A block of data:
··········

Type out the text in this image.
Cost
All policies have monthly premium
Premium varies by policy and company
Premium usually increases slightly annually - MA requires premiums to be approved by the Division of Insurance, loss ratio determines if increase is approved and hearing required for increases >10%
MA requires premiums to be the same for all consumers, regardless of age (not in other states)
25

··········

#### [EXERCISE DESCRIPTION]
Extract the listing in its entirety and repeat it exactly.

#### [OUTPUT OF THE EXERCISE]
Type out the text in this image.
Cost
All policies have monthly premium
Premium varies by policy and company
Premium usually increases slightly annually - MA requires premiums to be approved by the Division of Insurance, loss ratio determines if increase is approved and hearing required for increases >10%
MA requires premiums to be the same for all consumers, regardless of age (not in other states)
25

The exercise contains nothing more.